■ **Information provided**
◆ ◆ ◆
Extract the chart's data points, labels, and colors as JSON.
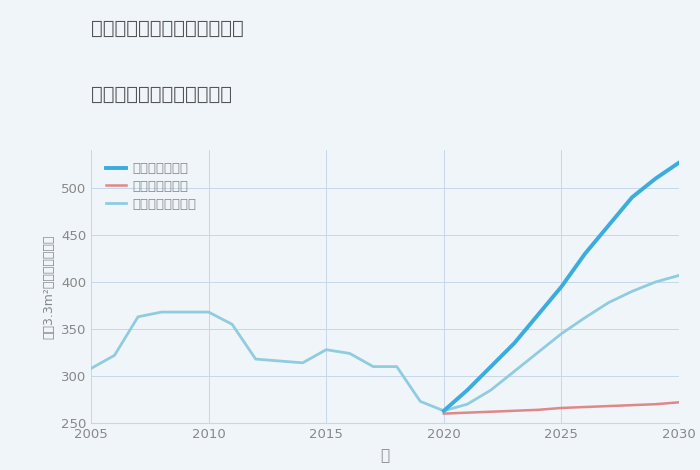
{
  "title_line1": "神奈川県横浜市中区尾上町の",
  "title_line2": "中古マンションの価格推移",
  "xlabel": "年",
  "ylabel_parts": [
    "坪（3.3m²）単価（万円）"
  ],
  "ylim": [
    250,
    540
  ],
  "yticks": [
    250,
    300,
    350,
    400,
    450,
    500
  ],
  "xlim": [
    2005,
    2030
  ],
  "xticks": [
    2005,
    2010,
    2015,
    2020,
    2025,
    2030
  ],
  "background_color": "#f0f5fa",
  "plot_bg_color": "#f0f5fa",
  "grid_color": "#c5d8ea",
  "title_color": "#555555",
  "axis_color": "#888888",
  "good_scenario": {
    "label": "グッドシナリオ",
    "color": "#3aacde",
    "linewidth": 2.8,
    "x": [
      2020,
      2021,
      2022,
      2023,
      2024,
      2025,
      2026,
      2027,
      2028,
      2029,
      2030
    ],
    "y": [
      263,
      285,
      310,
      335,
      365,
      395,
      430,
      460,
      490,
      510,
      527
    ]
  },
  "bad_scenario": {
    "label": "バッドシナリオ",
    "color": "#e08888",
    "linewidth": 1.8,
    "x": [
      2020,
      2021,
      2022,
      2023,
      2024,
      2025,
      2026,
      2027,
      2028,
      2029,
      2030
    ],
    "y": [
      260,
      261,
      262,
      263,
      264,
      266,
      267,
      268,
      269,
      270,
      272
    ]
  },
  "normal_scenario": {
    "label": "ノーマルシナリオ",
    "color": "#90cce0",
    "linewidth": 2.0,
    "x_hist": [
      2005,
      2006,
      2007,
      2008,
      2009,
      2010,
      2011,
      2012,
      2013,
      2014,
      2015,
      2016,
      2017,
      2018,
      2019,
      2020
    ],
    "y_hist": [
      308,
      322,
      363,
      368,
      368,
      368,
      355,
      318,
      316,
      314,
      328,
      324,
      310,
      310,
      273,
      263
    ],
    "x_future": [
      2020,
      2021,
      2022,
      2023,
      2024,
      2025,
      2026,
      2027,
      2028,
      2029,
      2030
    ],
    "y_future": [
      263,
      270,
      285,
      305,
      325,
      345,
      362,
      378,
      390,
      400,
      407
    ]
  }
}
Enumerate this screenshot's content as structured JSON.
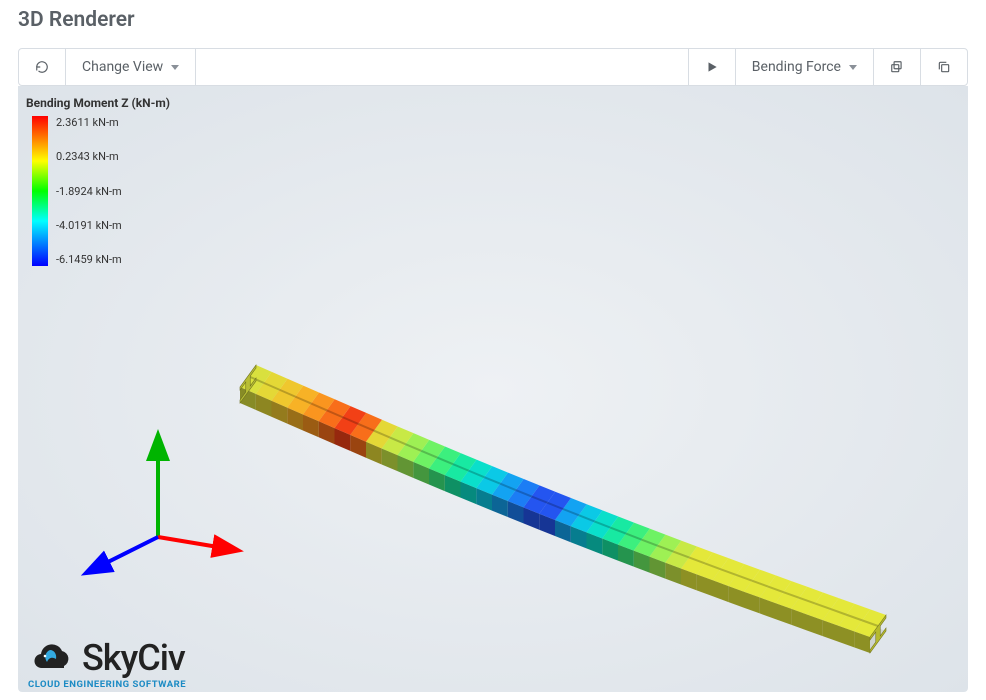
{
  "title": "3D Renderer",
  "toolbar": {
    "refresh_icon": "refresh",
    "change_view_label": "Change View",
    "play_icon": "play",
    "force_dropdown_label": "Bending Force",
    "action1_icon": "stack",
    "action2_icon": "copy"
  },
  "legend": {
    "title": "Bending Moment Z (kN-m)",
    "labels": [
      "2.3611 kN-m",
      "0.2343 kN-m",
      "-1.8924 kN-m",
      "-4.0191 kN-m",
      "-6.1459 kN-m"
    ],
    "gradient_stops": [
      "#ff0000",
      "#ff7f00",
      "#ffff00",
      "#00ff00",
      "#00ffff",
      "#007fff",
      "#0000ff"
    ]
  },
  "axes": {
    "x_color": "#ff0000",
    "y_color": "#00b400",
    "z_color": "#0000ff"
  },
  "beam": {
    "segment_colors": [
      "#d9e03e",
      "#e4d836",
      "#efc72e",
      "#f7b226",
      "#fa951f",
      "#f86e1a",
      "#f24016",
      "#f86e1a",
      "#e4d836",
      "#c8e946",
      "#9ef054",
      "#6ef264",
      "#3cef7e",
      "#18e9a2",
      "#0adfcb",
      "#0bc9e6",
      "#13a3f2",
      "#1c7df5",
      "#2455f0",
      "#2455f0",
      "#13a3f2",
      "#0bc9e6",
      "#0adfcb",
      "#18e9a2",
      "#3cef7e",
      "#6ef264",
      "#9ef054",
      "#c8e946",
      "#e4e83a",
      "#e4e83a",
      "#e4e83a",
      "#e4e83a",
      "#e4e83a",
      "#e4e83a",
      "#e4e83a",
      "#e4e83a",
      "#e4e83a",
      "#e4e83a",
      "#e4e83a",
      "#e4e83a"
    ],
    "segment_count": 40,
    "viewport_bg_inner": "#eef1f4",
    "viewport_bg_outer": "#dde3e9"
  },
  "logo": {
    "brand": "SkyCiv",
    "tagline": "CLOUD ENGINEERING SOFTWARE",
    "brand_color_text": "#222222",
    "brand_color_accent": "#1c8bc4"
  }
}
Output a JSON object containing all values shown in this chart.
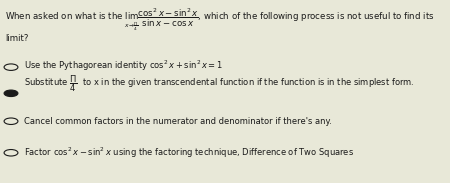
{
  "bg_color": "#e8e8d8",
  "text_color": "#1a1a1a",
  "title_line1": "When asked on what is the $\\lim_{x \\to \\frac{\\Pi}{4}} \\dfrac{\\cos^2 x - \\sin^2 x}{\\sin x - \\cos x}$, which of the following process is not useful to find its",
  "title_line2": "limit?",
  "option_a_circle": true,
  "option_a": "Use the Pythagorean identity $\\cos^2 x + \\sin^2 x = 1$",
  "option_b_circle": true,
  "option_b_selected": true,
  "option_b_label": "Substitute $\\dfrac{\\Pi}{4}$ to x in the given transcendental function if the function is in the simplest form.",
  "option_c_circle": true,
  "option_c": "Cancel common factors in the numerator and denominator if there's any.",
  "option_d_circle": true,
  "option_d": "Factor $\\cos^2 x - \\sin^2 x$ using the factoring technique, Difference of Two Squares"
}
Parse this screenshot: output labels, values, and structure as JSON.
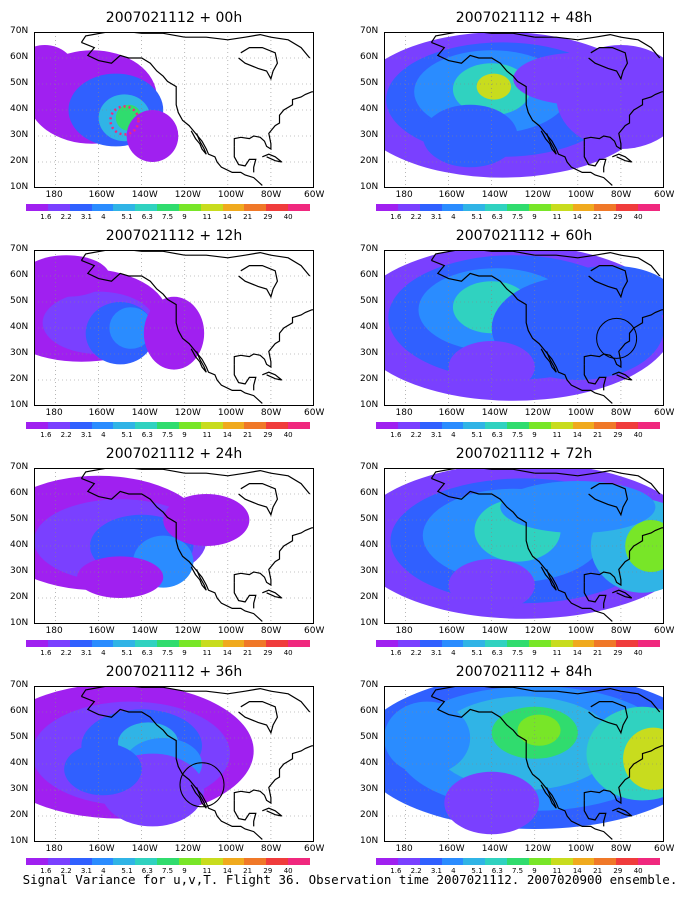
{
  "footer": "Signal Variance for u,v,T. Flight 36. Observation time 2007021112. 2007020900 ensemble.",
  "colorbar": {
    "labels": [
      "1.6",
      "2.2",
      "3.1",
      "4",
      "5.1",
      "6.3",
      "7.5",
      "9",
      "11",
      "14",
      "21",
      "29",
      "40"
    ],
    "colors": [
      "#a020f0",
      "#7a40ff",
      "#3060ff",
      "#2a8cff",
      "#30b4e6",
      "#30d2c0",
      "#30dc6e",
      "#78e628",
      "#c8dc1e",
      "#f0aa1e",
      "#f07828",
      "#f03c3c",
      "#f0287e"
    ]
  },
  "axes": {
    "yticks": [
      "70N",
      "60N",
      "50N",
      "40N",
      "30N",
      "20N",
      "10N"
    ],
    "xticks": [
      "180",
      "160W",
      "140W",
      "120W",
      "100W",
      "80W",
      "60W"
    ]
  },
  "chart_data": [
    {
      "type": "heatmap",
      "title": "2007021112 + 00h",
      "lead_hours": 0,
      "xlim": [
        "170E",
        "60W"
      ],
      "ylim": [
        "10N",
        "70N"
      ]
    },
    {
      "type": "heatmap",
      "title": "2007021112 + 12h",
      "lead_hours": 12,
      "xlim": [
        "170E",
        "60W"
      ],
      "ylim": [
        "10N",
        "70N"
      ]
    },
    {
      "type": "heatmap",
      "title": "2007021112 + 24h",
      "lead_hours": 24,
      "xlim": [
        "170E",
        "60W"
      ],
      "ylim": [
        "10N",
        "70N"
      ]
    },
    {
      "type": "heatmap",
      "title": "2007021112 + 36h",
      "lead_hours": 36,
      "xlim": [
        "170E",
        "60W"
      ],
      "ylim": [
        "10N",
        "70N"
      ]
    },
    {
      "type": "heatmap",
      "title": "2007021112 + 48h",
      "lead_hours": 48,
      "xlim": [
        "170E",
        "60W"
      ],
      "ylim": [
        "10N",
        "70N"
      ]
    },
    {
      "type": "heatmap",
      "title": "2007021112 + 60h",
      "lead_hours": 60,
      "xlim": [
        "170E",
        "60W"
      ],
      "ylim": [
        "10N",
        "70N"
      ]
    },
    {
      "type": "heatmap",
      "title": "2007021112 + 72h",
      "lead_hours": 72,
      "xlim": [
        "170E",
        "60W"
      ],
      "ylim": [
        "10N",
        "70N"
      ]
    },
    {
      "type": "heatmap",
      "title": "2007021112 + 84h",
      "lead_hours": 84,
      "xlim": [
        "170E",
        "60W"
      ],
      "ylim": [
        "10N",
        "70N"
      ]
    }
  ]
}
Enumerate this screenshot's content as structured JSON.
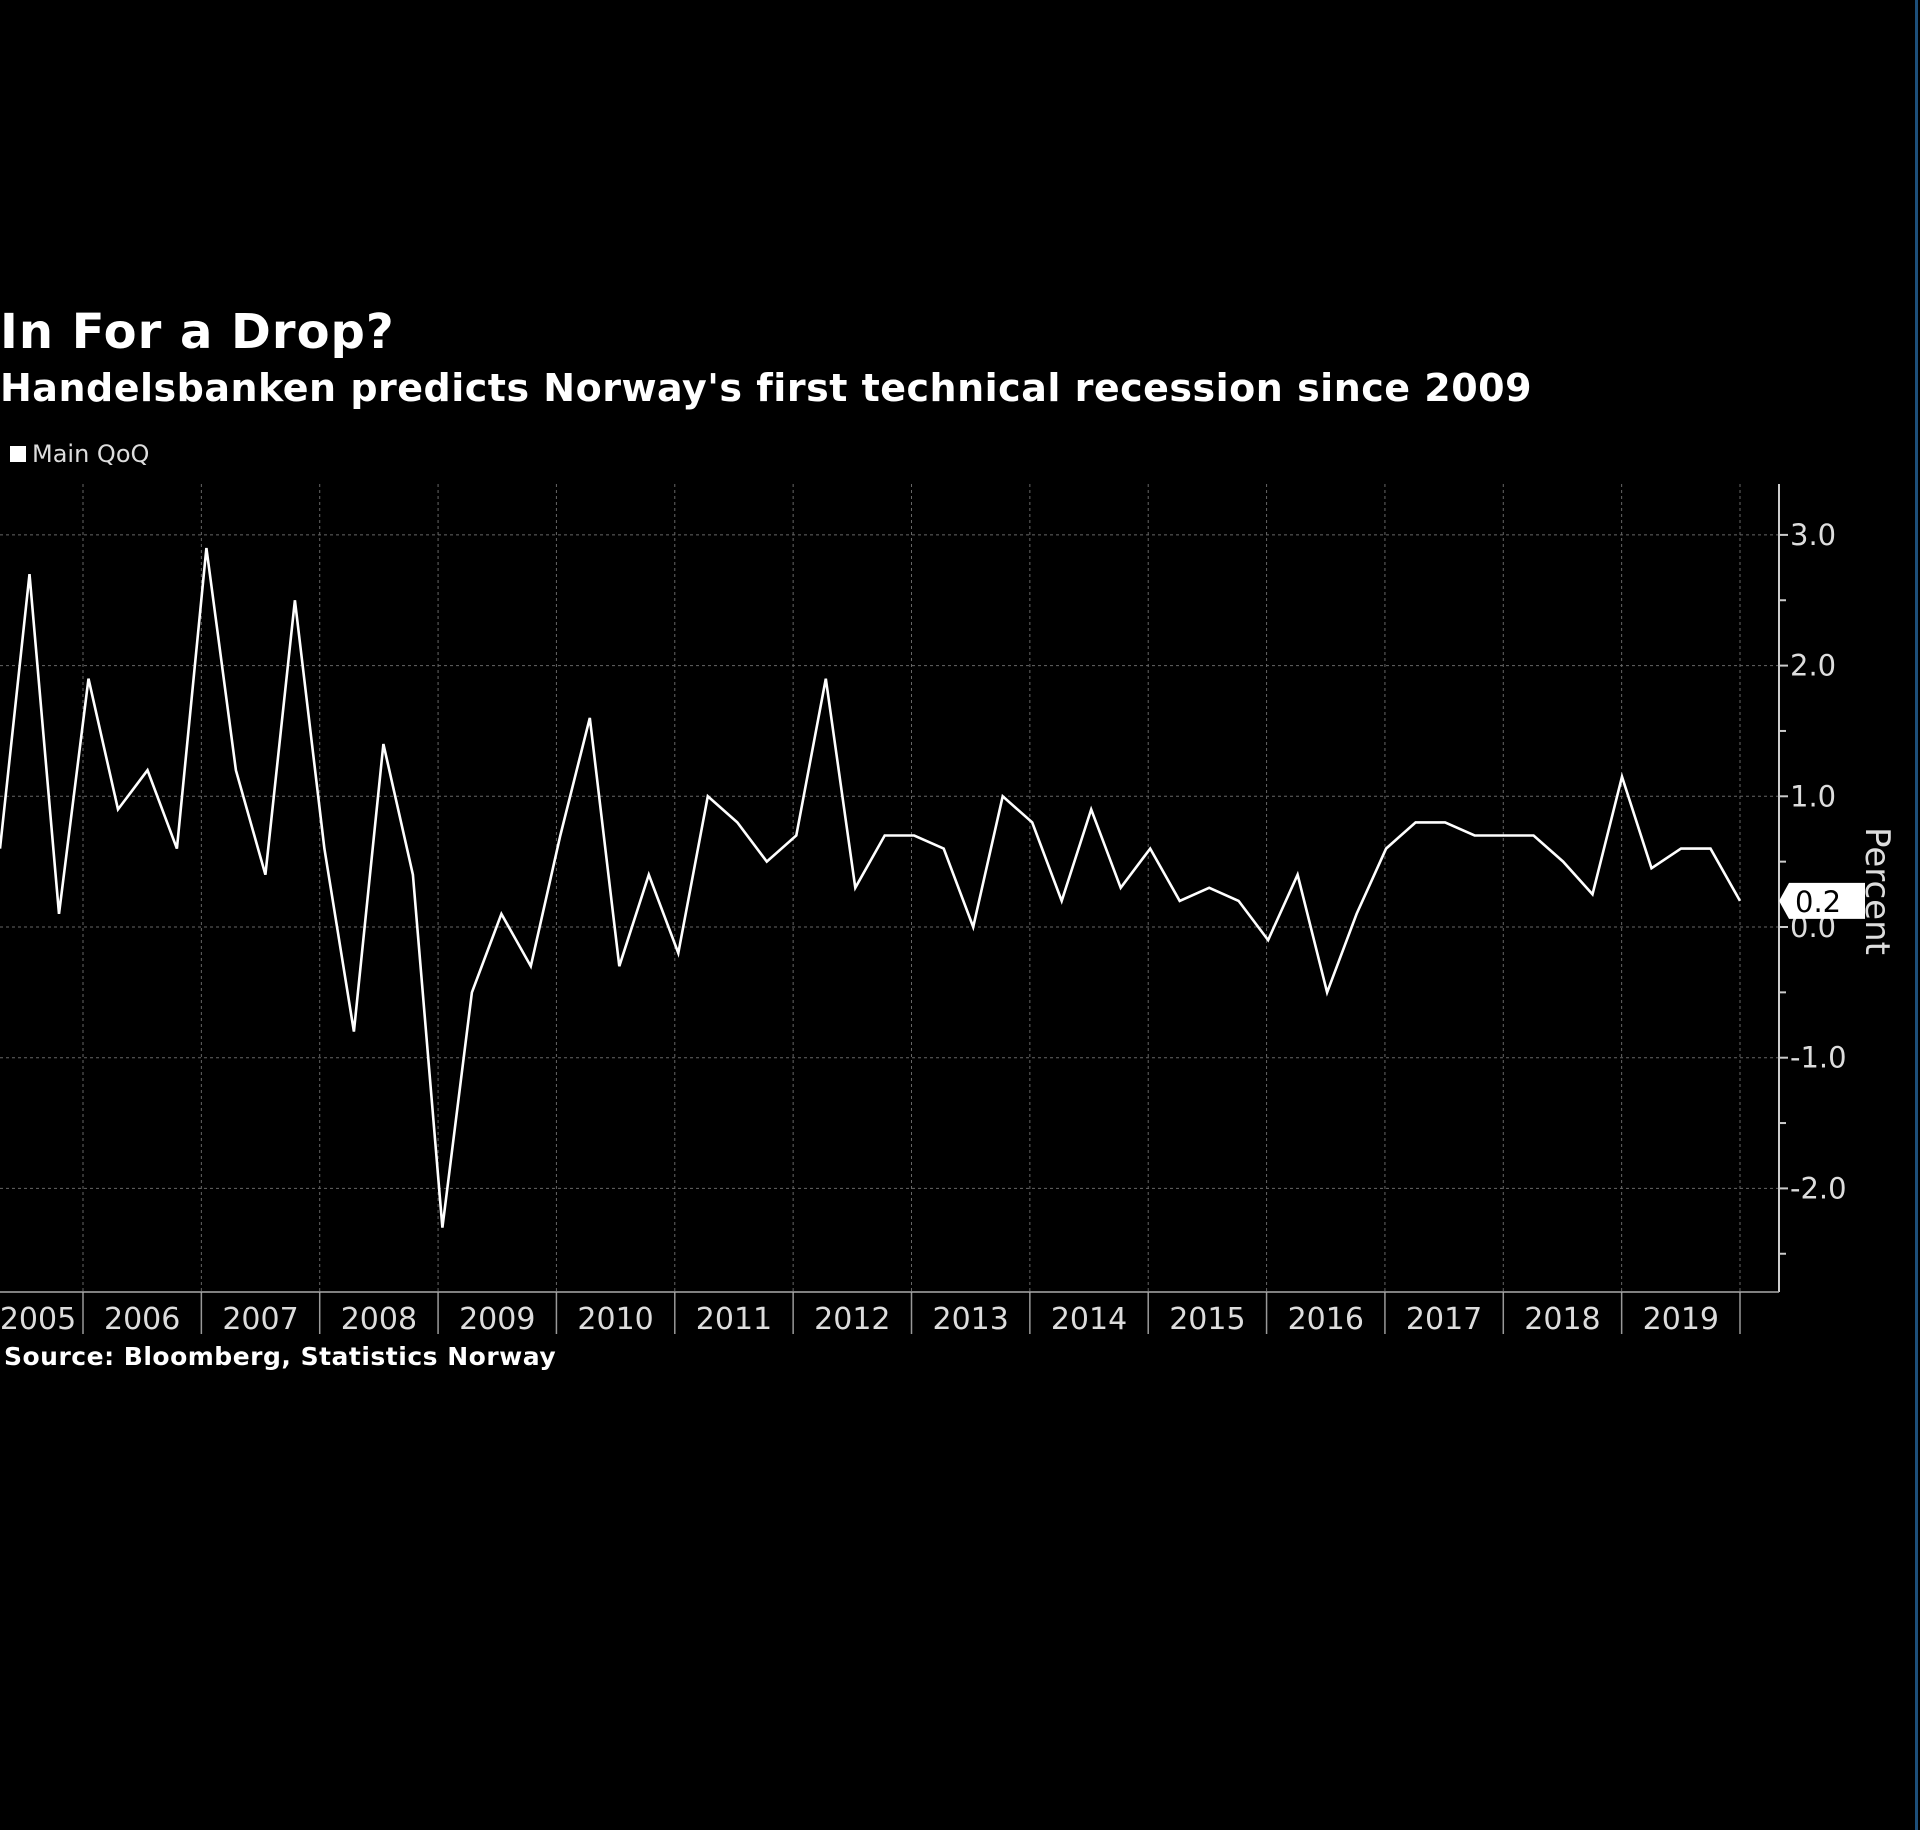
◆ ◆ ◆
■ **Exercise**
Extract every line containing the string "Bending" from the data above.

■ **Answer to the problem**
    "force_dropdown_label": "Bending Force",
    "title": "Bending Moment Z (kN-m)",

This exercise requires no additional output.